CHALLENGE>
Copy each line exactly. Leave nothing out.

(Data records)
───

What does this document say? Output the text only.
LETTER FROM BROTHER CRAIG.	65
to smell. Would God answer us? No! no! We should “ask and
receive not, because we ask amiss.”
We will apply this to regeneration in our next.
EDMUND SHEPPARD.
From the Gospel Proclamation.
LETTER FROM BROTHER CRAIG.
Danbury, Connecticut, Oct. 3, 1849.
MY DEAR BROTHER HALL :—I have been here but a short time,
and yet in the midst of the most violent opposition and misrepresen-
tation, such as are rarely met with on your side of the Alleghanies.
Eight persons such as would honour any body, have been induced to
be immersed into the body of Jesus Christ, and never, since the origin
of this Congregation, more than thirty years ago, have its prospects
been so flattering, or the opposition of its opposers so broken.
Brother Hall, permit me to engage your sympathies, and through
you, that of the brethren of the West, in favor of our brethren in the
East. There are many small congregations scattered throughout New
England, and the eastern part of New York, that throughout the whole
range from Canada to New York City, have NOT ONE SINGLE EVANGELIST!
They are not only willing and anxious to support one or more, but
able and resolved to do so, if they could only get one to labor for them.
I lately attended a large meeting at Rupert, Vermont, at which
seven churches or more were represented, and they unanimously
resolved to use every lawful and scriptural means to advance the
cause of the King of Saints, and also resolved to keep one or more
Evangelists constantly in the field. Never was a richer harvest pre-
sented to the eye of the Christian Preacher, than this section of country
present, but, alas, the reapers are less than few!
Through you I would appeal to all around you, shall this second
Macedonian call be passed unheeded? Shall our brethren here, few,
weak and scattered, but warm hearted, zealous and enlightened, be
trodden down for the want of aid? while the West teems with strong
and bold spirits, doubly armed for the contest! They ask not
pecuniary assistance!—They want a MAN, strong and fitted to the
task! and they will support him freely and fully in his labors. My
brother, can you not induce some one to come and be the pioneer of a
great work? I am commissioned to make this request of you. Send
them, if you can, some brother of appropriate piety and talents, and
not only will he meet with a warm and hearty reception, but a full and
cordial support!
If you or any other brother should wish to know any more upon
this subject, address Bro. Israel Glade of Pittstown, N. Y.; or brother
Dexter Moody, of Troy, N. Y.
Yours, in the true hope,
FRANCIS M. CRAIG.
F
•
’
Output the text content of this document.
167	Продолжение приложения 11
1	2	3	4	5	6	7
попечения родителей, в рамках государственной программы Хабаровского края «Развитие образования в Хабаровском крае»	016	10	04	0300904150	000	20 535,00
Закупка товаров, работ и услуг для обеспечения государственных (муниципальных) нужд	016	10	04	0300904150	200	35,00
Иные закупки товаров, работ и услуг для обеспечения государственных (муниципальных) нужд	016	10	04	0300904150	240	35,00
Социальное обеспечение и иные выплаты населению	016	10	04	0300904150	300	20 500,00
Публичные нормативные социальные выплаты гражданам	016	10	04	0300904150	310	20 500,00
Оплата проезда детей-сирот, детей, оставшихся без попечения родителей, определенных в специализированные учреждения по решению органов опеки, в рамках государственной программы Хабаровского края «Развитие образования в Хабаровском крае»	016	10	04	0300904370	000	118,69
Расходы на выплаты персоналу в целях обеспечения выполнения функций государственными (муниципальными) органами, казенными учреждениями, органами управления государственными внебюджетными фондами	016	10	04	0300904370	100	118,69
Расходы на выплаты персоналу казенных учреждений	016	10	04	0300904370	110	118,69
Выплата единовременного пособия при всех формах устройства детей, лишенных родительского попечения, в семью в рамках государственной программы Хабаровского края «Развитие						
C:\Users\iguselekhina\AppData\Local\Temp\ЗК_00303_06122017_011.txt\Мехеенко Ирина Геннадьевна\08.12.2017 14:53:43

───

EXPECTED ANSWER>
What does this document say? Output the text only.
LETTER FROM BROTHER CRAIG.	65
to smell. Would God answer us? No! no! We should “ask and
receive not, because we ask amiss.”
We will apply this to regeneration in our next.
EDMUND SHEPPARD.
From the Gospel Proclamation.
LETTER FROM BROTHER CRAIG.
Danbury, Connecticut, Oct. 3, 1849.
MY DEAR BROTHER HALL :—I have been here but a short time,
and yet in the midst of the most violent opposition and misrepresen-
tation, such as are rarely met with on your side of the Alleghanies.
Eight persons such as would honour any body, have been induced to
be immersed into the body of Jesus Christ, and never, since the origin
of this Congregation, more than thirty years ago, have its prospects
been so flattering, or the opposition of its opposers so broken.
Brother Hall, permit me to engage your sympathies, and through
you, that of the brethren of the West, in favor of our brethren in the
East. There are many small congregations scattered throughout New
England, and the eastern part of New York, that throughout the whole
range from Canada to New York City, have NOT ONE SINGLE EVANGELIST!
They are not only willing and anxious to support one or more, but
able and resolved to do so, if they could only get one to labor for them.
I lately attended a large meeting at Rupert, Vermont, at which
seven churches or more were represented, and they unanimously
resolved to use every lawful and scriptural means to advance the
cause of the King of Saints, and also resolved to keep one or more
Evangelists constantly in the field. Never was a richer harvest pre-
sented to the eye of the Christian Preacher, than this section of country
present, but, alas, the reapers are less than few!
Through you I would appeal to all around you, shall this second
Macedonian call be passed unheeded? Shall our brethren here, few,
weak and scattered, but warm hearted, zealous and enlightened, be
trodden down for the want of aid? while the West teems with strong
and bold spirits, doubly armed for the contest! They ask not
pecuniary assistance!—They want a MAN, strong and fitted to the
task! and they will support him freely and fully in his labors. My
brother, can you not induce some one to come and be the pioneer of a
great work? I am commissioned to make this request of you. Send
them, if you can, some brother of appropriate piety and talents, and
not only will he meet with a warm and hearty reception, but a full and
cordial support!
If you or any other brother should wish to know any more upon
this subject, address Bro. Israel Glade of Pittstown, N. Y.; or brother
Dexter Moody, of Troy, N. Y.
Yours, in the true hope,
FRANCIS M. CRAIG.
F
•
’
Output the text content of this document.
167	Продолжение приложения 11
1	2	3	4	5	6	7
попечения родителей, в рамках государственной программы Хабаровского края «Развитие образования в Хабаровском крае»	016	10	04	0300904150	000	20 535,00
Закупка товаров, работ и услуг для обеспечения государственных (муниципальных) нужд	016	10	04	0300904150	200	35,00
Иные закупки товаров, работ и услуг для обеспечения государственных (муниципальных) нужд	016	10	04	0300904150	240	35,00
Социальное обеспечение и иные выплаты населению	016	10	04	0300904150	300	20 500,00
Публичные нормативные социальные выплаты гражданам	016	10	04	0300904150	310	20 500,00
Оплата проезда детей-сирот, детей, оставшихся без попечения родителей, определенных в специализированные учреждения по решению органов опеки, в рамках государственной программы Хабаровского края «Развитие образования в Хабаровском крае»	016	10	04	0300904370	000	118,69
Расходы на выплаты персоналу в целях обеспечения выполнения функций государственными (муниципальными) органами, казенными учреждениями, органами управления государственными внебюджетными фондами	016	10	04	0300904370	100	118,69
Расходы на выплаты персоналу казенных учреждений	016	10	04	0300904370	110	118,69
Выплата единовременного пособия при всех формах устройства детей, лишенных родительского попечения, в семью в рамках государственной программы Хабаровского края «Развитие						
C:\Users\iguselekhina\AppData\Local\Temp\ЗК_00303_06122017_011.txt\Мехеенко Ирина Геннадьевна\08.12.2017 14:53:43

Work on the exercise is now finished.